> **Texte source**
Le rabāb (ou rubāb, rebab, ribāb, rbab...) est une vièle arabe, un des plus anciens instruments à archet connus ; il est peut-être apparenté au rebec médiéval européen. Le rabāb, mentionné pour la première fois au ixe siècle, a joué un rôle fondamental dans la musique savante médiévale européenne. Au Moyen Âge, le mot rabāb était également un terme générique désignant tout instrument à archet.
Le rabāb possède une table d'harmonie recouverte d'une membrane et, généralement, deux ou trois cordes. Il est normalement dépourvu de touche, les cordes étant pressées par les doigts de l'instrumentiste. La forme de la caisse varie : les rabābs piriformes et en forme de bateau, particulièrement répandus, ont certainement influencé le rebec. On trouve également des caisses de résonance plates, rondes, trapézoïdales et rectangulaires. Dans tout le Moyen-Orient et en Afrique, ainsi qu'en Asie centrale, dans l'Inde du Nord et en Asie du Sud-Est, le mot rabāb ou un nom dérivé de ce mot désigne une vièle à pique, une vièle à petite caisse ronde ou cylindrique qui semble embrochée par un manche étroit.
Le rabāb a atteint l'Europe par deux chemins. Une variété piriforme de l'instrument a été adoptée par l'Empire byzantin au ixe siècle, et s'est propagée vers l'Ouest en donnant peut-être naissance à la vièle médiévale. Une variété en forme de bateau, encore jouée en Afrique du Nord, a été introduite par les Arabes en Espagne au xie siècle et est restée en usage en même temps que le rebec, nouvellement mis au point, jusqu'au xive siècle. Dans certaines régions d'Asie centrale, le mot rabāb désigne une sorte de luth.

[Entrées de données enregistrées]
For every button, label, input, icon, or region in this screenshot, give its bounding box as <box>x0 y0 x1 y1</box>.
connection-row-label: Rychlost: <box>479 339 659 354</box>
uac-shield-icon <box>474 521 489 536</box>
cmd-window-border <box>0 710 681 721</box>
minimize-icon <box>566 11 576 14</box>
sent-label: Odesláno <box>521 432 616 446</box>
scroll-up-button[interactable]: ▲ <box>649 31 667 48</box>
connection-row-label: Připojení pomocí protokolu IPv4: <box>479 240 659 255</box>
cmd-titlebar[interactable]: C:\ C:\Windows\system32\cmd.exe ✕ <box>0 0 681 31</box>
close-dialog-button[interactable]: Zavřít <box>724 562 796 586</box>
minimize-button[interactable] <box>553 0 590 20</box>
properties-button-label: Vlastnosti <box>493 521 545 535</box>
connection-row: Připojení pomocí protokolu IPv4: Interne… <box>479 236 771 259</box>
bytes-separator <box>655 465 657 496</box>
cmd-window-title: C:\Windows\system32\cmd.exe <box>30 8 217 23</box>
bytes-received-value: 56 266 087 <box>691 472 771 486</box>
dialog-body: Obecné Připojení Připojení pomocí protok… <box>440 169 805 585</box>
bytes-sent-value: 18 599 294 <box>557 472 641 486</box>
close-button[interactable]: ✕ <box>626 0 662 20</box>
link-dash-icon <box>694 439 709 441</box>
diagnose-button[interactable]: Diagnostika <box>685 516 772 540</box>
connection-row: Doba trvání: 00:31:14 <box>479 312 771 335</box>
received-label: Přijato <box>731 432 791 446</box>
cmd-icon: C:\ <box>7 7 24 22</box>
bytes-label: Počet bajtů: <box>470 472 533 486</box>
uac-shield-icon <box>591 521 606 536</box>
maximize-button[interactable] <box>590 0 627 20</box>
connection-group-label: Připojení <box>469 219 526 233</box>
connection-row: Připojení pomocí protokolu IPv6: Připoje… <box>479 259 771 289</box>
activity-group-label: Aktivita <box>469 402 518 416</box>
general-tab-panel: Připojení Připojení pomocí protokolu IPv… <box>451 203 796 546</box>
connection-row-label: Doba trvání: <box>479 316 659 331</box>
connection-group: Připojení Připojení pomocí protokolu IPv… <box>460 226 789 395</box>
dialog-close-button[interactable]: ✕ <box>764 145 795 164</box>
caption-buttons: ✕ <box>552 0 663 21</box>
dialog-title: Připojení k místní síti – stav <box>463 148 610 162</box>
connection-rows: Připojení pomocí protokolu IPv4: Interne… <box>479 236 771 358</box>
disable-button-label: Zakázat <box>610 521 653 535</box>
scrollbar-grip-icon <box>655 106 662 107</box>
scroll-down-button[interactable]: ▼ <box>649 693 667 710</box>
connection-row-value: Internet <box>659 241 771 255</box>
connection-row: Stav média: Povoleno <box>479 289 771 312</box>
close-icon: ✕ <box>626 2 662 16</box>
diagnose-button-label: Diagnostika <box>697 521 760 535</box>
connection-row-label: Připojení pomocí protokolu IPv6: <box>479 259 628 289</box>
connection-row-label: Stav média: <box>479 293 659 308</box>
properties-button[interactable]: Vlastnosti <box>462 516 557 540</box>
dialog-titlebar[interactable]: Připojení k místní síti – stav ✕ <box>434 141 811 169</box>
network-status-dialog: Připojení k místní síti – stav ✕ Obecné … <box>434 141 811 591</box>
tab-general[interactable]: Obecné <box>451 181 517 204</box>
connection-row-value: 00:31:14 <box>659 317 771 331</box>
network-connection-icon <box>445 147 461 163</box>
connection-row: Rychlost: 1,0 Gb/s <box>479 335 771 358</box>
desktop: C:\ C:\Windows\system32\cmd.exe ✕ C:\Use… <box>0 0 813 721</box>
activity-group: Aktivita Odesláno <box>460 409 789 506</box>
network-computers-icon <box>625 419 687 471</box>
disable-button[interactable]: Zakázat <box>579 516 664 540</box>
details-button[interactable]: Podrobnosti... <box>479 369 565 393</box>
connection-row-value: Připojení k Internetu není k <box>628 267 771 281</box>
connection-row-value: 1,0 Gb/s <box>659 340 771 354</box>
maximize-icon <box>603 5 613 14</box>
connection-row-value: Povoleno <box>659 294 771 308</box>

> **Exercices à traiter**
1) Recopiez le passage du texte sur le rabāb en commençant par « Le rabāb possède » et en finissant par « un manche étroit. », en remplaçant « membrane » par « peau ».
2) Répondez à ces questions d'après le texte sur le rabāb :
(a) À quel siècle le rabāb est-il mentionné pour la première fois ?
(b) Combien de cordes le rabāb possède-t-il généralement ?
(c) Qui a introduit en Espagne la variété en forme de bateau, et à quel siècle ?

> **Corrigé**
1)
Le rabāb possède une table d'harmonie recouverte d'une peau et, généralement, deux ou trois cordes. Il est normalement dépourvu de touche, les cordes étant pressées par les doigts de l'instrumentiste. La forme de la caisse varie : les rabābs piriformes et en forme de bateau, particulièrement répandus, ont certainement influencé le rebec. On trouve également des caisses de résonance plates, rondes, trapézoïdales et rectangulaires. Dans tout le Moyen-Orient et en Afrique, ainsi qu'en Asie centrale, dans l'Inde du Nord et en Asie du Sud-Est, le mot rabāb ou un nom dérivé de ce mot désigne une vièle à pique, une vièle à petite caisse ronde ou cylindrique qui semble embrochée par un manche étroit.

2)
(a) Au ixe siècle.
(b) Deux ou trois cordes.
(c) Les Arabes, au xie siècle.